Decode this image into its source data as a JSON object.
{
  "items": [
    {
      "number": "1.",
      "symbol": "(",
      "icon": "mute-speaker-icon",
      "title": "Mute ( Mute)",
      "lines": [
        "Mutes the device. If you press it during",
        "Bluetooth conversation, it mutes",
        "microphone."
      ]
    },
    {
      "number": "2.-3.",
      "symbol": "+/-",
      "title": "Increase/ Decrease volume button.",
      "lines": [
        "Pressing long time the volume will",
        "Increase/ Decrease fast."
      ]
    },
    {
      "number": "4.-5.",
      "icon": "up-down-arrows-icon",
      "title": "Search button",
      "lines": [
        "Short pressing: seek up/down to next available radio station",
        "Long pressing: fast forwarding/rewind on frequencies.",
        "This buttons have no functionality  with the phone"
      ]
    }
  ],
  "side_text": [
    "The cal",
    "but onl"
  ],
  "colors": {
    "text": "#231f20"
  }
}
________________
Exercise details: Identify the lines above that contain the word "title", then copy them.

Correct result:
      "title": "Mute ( Mute)",
      "title": "Increase/ Decrease volume button.",
      "title": "Search button",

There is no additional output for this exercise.